»»
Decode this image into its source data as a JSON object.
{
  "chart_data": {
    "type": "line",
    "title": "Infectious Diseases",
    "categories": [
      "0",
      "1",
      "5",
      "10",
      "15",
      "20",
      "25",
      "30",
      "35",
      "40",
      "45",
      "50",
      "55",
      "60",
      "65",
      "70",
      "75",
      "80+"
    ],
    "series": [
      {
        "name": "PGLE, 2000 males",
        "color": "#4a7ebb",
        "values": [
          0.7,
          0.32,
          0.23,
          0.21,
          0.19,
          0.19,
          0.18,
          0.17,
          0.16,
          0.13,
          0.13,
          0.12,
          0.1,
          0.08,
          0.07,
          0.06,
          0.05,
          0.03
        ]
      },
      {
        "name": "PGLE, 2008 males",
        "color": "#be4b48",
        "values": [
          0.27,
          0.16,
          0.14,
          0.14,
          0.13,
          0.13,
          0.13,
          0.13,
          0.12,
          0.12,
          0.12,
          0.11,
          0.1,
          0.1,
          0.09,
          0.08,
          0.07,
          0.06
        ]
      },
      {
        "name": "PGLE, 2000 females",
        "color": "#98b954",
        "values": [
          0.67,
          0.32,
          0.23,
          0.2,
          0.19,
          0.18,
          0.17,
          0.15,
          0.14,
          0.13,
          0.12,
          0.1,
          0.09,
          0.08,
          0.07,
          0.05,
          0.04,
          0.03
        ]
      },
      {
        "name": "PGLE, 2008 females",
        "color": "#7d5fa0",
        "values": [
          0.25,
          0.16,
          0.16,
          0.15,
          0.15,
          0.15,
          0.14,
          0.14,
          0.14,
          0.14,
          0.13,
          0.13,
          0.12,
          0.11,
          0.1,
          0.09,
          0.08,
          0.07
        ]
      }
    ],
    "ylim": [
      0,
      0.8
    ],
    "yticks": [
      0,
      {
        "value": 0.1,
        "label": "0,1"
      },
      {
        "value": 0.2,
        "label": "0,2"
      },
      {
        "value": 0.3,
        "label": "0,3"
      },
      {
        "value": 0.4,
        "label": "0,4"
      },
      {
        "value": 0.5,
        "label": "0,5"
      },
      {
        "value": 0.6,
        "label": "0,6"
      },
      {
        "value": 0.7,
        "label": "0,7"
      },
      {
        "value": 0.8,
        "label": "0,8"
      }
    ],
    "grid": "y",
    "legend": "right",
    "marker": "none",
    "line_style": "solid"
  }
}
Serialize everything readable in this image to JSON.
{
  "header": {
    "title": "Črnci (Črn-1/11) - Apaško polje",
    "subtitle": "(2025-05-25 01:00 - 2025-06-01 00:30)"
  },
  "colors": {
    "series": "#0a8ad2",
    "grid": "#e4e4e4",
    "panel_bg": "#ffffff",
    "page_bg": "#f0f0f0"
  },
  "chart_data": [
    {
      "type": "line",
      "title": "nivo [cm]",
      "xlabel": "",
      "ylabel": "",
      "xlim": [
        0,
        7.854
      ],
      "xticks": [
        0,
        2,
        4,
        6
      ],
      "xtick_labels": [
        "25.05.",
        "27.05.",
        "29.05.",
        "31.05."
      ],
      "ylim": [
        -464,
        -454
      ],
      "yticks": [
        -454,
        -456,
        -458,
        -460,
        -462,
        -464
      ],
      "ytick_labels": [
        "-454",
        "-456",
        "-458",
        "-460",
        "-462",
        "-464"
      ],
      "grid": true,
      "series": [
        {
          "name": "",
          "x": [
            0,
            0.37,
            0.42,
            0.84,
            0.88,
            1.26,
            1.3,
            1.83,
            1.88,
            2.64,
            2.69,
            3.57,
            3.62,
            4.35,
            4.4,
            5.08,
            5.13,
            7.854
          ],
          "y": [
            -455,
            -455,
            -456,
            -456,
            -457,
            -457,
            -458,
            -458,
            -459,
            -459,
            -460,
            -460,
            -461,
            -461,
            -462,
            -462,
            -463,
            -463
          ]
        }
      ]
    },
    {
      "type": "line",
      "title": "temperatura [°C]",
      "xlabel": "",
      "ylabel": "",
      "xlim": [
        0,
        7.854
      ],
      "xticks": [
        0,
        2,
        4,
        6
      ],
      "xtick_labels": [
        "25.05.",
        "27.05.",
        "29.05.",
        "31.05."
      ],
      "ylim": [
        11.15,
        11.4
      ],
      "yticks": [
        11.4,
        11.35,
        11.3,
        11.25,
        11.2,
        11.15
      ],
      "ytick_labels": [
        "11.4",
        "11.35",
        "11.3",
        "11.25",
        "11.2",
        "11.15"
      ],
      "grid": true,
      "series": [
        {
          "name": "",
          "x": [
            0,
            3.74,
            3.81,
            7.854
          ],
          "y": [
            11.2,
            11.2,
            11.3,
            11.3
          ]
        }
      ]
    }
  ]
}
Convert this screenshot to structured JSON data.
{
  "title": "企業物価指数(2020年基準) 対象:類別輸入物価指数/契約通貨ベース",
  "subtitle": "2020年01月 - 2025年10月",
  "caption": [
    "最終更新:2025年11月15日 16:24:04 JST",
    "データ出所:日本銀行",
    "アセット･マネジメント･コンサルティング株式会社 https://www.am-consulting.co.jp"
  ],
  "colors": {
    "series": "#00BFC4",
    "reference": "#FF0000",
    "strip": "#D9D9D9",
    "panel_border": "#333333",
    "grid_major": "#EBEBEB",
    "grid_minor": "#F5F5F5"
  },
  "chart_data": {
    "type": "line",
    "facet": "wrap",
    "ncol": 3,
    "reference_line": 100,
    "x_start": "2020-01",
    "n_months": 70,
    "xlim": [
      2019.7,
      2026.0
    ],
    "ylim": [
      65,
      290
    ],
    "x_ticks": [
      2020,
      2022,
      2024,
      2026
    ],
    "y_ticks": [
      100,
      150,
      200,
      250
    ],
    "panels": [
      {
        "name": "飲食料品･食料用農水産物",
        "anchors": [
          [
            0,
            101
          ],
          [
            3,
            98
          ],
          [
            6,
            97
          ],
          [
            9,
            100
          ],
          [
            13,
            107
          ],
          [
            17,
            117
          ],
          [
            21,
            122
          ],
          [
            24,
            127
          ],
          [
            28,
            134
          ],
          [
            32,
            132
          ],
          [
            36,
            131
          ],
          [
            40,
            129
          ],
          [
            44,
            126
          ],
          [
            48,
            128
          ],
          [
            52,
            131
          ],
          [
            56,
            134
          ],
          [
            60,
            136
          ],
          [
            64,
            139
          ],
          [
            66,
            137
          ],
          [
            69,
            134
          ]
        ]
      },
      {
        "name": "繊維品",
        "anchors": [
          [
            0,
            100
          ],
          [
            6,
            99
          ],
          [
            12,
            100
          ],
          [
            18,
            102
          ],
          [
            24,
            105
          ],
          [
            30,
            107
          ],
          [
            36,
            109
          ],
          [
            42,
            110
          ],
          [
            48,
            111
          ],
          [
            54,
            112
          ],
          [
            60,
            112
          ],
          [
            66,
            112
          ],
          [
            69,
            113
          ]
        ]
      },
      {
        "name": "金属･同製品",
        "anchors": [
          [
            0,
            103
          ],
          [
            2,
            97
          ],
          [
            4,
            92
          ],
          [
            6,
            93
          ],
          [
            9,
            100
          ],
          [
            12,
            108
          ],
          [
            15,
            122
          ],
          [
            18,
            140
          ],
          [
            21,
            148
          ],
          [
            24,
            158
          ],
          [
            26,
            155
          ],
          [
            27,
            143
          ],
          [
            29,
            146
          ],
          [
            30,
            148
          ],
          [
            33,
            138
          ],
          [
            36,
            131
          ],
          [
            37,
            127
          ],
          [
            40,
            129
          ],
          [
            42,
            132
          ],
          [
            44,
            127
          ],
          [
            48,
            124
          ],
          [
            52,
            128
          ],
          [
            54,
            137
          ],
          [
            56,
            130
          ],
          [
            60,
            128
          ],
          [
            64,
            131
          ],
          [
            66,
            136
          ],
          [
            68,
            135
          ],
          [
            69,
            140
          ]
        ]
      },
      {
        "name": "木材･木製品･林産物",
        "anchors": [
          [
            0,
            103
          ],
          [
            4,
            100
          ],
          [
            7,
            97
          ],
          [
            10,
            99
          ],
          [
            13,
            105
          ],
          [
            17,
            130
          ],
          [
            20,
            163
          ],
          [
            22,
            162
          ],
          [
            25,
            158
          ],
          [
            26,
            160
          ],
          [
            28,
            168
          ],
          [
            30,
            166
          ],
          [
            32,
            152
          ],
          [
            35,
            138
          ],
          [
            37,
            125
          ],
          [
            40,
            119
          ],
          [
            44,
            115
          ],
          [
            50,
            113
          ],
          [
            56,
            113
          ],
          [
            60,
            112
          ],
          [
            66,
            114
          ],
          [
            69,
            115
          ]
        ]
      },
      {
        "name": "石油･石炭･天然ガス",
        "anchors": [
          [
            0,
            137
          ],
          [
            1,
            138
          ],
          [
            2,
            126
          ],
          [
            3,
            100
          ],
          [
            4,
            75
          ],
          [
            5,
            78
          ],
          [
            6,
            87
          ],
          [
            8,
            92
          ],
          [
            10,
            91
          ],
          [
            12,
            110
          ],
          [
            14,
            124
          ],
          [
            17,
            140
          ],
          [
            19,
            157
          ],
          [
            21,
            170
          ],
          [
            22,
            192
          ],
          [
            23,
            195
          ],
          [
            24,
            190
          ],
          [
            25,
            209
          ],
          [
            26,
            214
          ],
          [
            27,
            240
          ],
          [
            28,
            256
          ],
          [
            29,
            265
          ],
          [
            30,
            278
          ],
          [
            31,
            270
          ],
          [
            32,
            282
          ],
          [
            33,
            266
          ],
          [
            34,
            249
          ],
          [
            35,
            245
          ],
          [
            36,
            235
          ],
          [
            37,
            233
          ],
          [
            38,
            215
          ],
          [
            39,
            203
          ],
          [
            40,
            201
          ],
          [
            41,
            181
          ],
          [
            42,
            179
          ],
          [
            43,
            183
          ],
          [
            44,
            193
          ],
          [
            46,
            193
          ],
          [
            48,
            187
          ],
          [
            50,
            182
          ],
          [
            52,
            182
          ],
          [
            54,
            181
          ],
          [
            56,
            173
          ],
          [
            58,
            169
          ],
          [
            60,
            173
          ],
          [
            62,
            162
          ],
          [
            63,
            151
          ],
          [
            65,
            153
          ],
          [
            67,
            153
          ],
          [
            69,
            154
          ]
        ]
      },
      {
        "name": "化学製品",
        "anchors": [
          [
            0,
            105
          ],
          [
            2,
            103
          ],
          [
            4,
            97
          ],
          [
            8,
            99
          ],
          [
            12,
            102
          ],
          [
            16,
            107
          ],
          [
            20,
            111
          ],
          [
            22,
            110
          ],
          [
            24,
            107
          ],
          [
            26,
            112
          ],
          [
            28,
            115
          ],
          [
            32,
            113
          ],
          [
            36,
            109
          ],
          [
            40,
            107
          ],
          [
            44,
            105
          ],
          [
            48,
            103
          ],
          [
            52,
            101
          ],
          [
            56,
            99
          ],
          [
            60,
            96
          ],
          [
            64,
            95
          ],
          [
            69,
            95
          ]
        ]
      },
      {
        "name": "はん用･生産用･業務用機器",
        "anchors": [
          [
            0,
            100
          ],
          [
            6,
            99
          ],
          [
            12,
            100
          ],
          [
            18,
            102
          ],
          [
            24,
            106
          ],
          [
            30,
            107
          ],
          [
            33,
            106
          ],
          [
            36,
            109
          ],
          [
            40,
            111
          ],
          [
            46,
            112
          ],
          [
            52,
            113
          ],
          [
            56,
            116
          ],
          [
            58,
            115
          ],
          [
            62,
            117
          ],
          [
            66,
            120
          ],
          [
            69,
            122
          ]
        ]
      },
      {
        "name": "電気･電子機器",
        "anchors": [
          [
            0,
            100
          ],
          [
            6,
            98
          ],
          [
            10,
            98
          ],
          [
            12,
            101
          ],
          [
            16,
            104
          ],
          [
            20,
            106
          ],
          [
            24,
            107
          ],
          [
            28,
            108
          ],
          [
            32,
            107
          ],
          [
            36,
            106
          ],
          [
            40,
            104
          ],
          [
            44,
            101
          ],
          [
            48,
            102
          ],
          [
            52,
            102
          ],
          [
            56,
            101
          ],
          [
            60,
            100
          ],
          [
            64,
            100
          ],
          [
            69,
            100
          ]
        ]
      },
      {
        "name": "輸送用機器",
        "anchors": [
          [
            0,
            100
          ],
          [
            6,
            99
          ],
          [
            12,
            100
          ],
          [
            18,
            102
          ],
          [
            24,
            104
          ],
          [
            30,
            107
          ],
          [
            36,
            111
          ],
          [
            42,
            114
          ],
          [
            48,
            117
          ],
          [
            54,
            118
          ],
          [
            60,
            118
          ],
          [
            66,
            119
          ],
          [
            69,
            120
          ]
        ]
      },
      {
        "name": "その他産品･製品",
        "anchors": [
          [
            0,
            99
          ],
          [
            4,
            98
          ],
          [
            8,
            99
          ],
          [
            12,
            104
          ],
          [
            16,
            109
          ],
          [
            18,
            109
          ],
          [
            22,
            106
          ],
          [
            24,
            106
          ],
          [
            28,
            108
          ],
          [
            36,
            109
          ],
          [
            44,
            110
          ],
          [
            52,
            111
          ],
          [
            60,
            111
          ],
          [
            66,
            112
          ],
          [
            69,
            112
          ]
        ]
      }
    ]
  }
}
««
Set problem:
How many lines of the data contain the word "PGLE"? Answer with the number alone.

Output:
4